Give back all of the data exactly, with every picture omitted.

BEGIN Supplied material

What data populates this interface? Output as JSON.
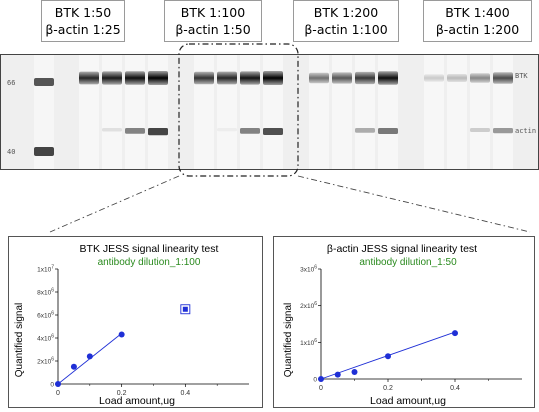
{
  "dilutions": [
    {
      "btk": "BTK 1:50",
      "actin": "β-actin 1:25"
    },
    {
      "btk": "BTK 1:100",
      "actin": "β-actin 1:50"
    },
    {
      "btk": "BTK 1:200",
      "actin": "β-actin 1:100"
    },
    {
      "btk": "BTK 1:400",
      "actin": "β-actin 1:200"
    }
  ],
  "blot": {
    "mw_markers": [
      "66",
      "40"
    ],
    "band_labels": [
      "BTK",
      "actin"
    ],
    "lane_intensity": {
      "btk": [
        0.85,
        0.9,
        0.95,
        1.0,
        0.8,
        0.85,
        0.92,
        1.0,
        0.55,
        0.65,
        0.78,
        0.95,
        0.18,
        0.25,
        0.45,
        0.7
      ],
      "actin": [
        0.0,
        0.1,
        0.55,
        0.85,
        0.0,
        0.05,
        0.55,
        0.8,
        0.0,
        0.0,
        0.35,
        0.6,
        0.0,
        0.0,
        0.2,
        0.45
      ]
    }
  },
  "chart_data": [
    {
      "type": "scatter",
      "title": "BTK JESS signal linearity test",
      "subtitle": "antibody dilution_1:100",
      "xlabel": "Load amount,ug",
      "ylabel": "Quantified signal",
      "xlim": [
        0,
        0.6
      ],
      "ylim": [
        0,
        10000000.0
      ],
      "x_ticks": [
        "0",
        "0.2",
        "0.4"
      ],
      "y_ticks": [
        "0",
        "2x10^6",
        "4x10^6",
        "6x10^6",
        "8x10^6",
        "1x10^7"
      ],
      "points": {
        "x": [
          0,
          0.05,
          0.1,
          0.2
        ],
        "y": [
          0,
          1500000.0,
          2400000.0,
          4300000.0
        ]
      },
      "outlier": {
        "x": 0.4,
        "y": 6500000.0
      },
      "fit_line": {
        "x": [
          0,
          0.2
        ],
        "y": [
          0,
          4400000.0
        ]
      },
      "colors": {
        "points": "#1f2fd6",
        "line": "#1f2fd6",
        "subtitle": "#2a8a1e"
      }
    },
    {
      "type": "scatter",
      "title": "β-actin JESS signal linearity test",
      "subtitle": "antibody dilution_1:50",
      "xlabel": "Load amount,ug",
      "ylabel": "Quantified signal",
      "xlim": [
        0,
        0.6
      ],
      "ylim": [
        0,
        3000000.0
      ],
      "x_ticks": [
        "0",
        "0.2",
        "0.4"
      ],
      "y_ticks": [
        "0",
        "1x10^6",
        "2x10^6",
        "3x10^6"
      ],
      "points": {
        "x": [
          0,
          0.05,
          0.1,
          0.2,
          0.4
        ],
        "y": [
          0,
          120000.0,
          190000.0,
          620000.0,
          1250000.0
        ]
      },
      "fit_line": {
        "x": [
          0,
          0.4
        ],
        "y": [
          0,
          1280000.0
        ]
      },
      "colors": {
        "points": "#1f2fd6",
        "line": "#1f2fd6",
        "subtitle": "#2a8a1e"
      }
    }
  ]
}
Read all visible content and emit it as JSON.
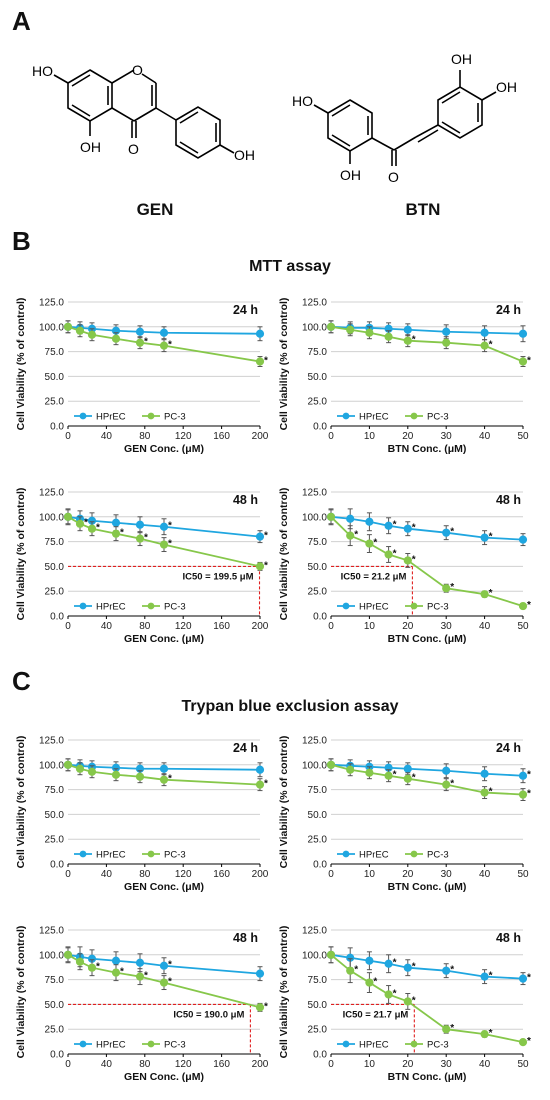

END Supplied material

**Finished exercise:**
What data populates this interface? Output as JSON.
{
  "dilutions": [
    {
      "btk": "BTK 1:50",
      "actin": "β-actin 1:25"
    },
    {
      "btk": "BTK 1:100",
      "actin": "β-actin 1:50"
    },
    {
      "btk": "BTK 1:200",
      "actin": "β-actin 1:100"
    },
    {
      "btk": "BTK 1:400",
      "actin": "β-actin 1:200"
    }
  ],
  "blot": {
    "mw_markers": [
      "66",
      "40"
    ],
    "band_labels": [
      "BTK",
      "actin"
    ],
    "lane_intensity": {
      "btk": [
        0.85,
        0.9,
        0.95,
        1.0,
        0.8,
        0.85,
        0.92,
        1.0,
        0.55,
        0.65,
        0.78,
        0.95,
        0.18,
        0.25,
        0.45,
        0.7
      ],
      "actin": [
        0.0,
        0.1,
        0.55,
        0.85,
        0.0,
        0.05,
        0.55,
        0.8,
        0.0,
        0.0,
        0.35,
        0.6,
        0.0,
        0.0,
        0.2,
        0.45
      ]
    }
  },
  "chart_data": [
    {
      "type": "scatter",
      "title": "BTK JESS signal linearity test",
      "subtitle": "antibody dilution_1:100",
      "xlabel": "Load amount,ug",
      "ylabel": "Quantified signal",
      "xlim": [
        0,
        0.6
      ],
      "ylim": [
        0,
        10000000.0
      ],
      "x_ticks": [
        "0",
        "0.2",
        "0.4"
      ],
      "y_ticks": [
        "0",
        "2x10^6",
        "4x10^6",
        "6x10^6",
        "8x10^6",
        "1x10^7"
      ],
      "points": {
        "x": [
          0,
          0.05,
          0.1,
          0.2
        ],
        "y": [
          0,
          1500000.0,
          2400000.0,
          4300000.0
        ]
      },
      "outlier": {
        "x": 0.4,
        "y": 6500000.0
      },
      "fit_line": {
        "x": [
          0,
          0.2
        ],
        "y": [
          0,
          4400000.0
        ]
      },
      "colors": {
        "points": "#1f2fd6",
        "line": "#1f2fd6",
        "subtitle": "#2a8a1e"
      }
    },
    {
      "type": "scatter",
      "title": "β-actin JESS signal linearity test",
      "subtitle": "antibody dilution_1:50",
      "xlabel": "Load amount,ug",
      "ylabel": "Quantified signal",
      "xlim": [
        0,
        0.6
      ],
      "ylim": [
        0,
        3000000.0
      ],
      "x_ticks": [
        "0",
        "0.2",
        "0.4"
      ],
      "y_ticks": [
        "0",
        "1x10^6",
        "2x10^6",
        "3x10^6"
      ],
      "points": {
        "x": [
          0,
          0.05,
          0.1,
          0.2,
          0.4
        ],
        "y": [
          0,
          120000.0,
          190000.0,
          620000.0,
          1250000.0
        ]
      },
      "fit_line": {
        "x": [
          0,
          0.4
        ],
        "y": [
          0,
          1280000.0
        ]
      },
      "colors": {
        "points": "#1f2fd6",
        "line": "#1f2fd6",
        "subtitle": "#2a8a1e"
      }
    }
  ]
}
Read all visible content and emit it as JSON.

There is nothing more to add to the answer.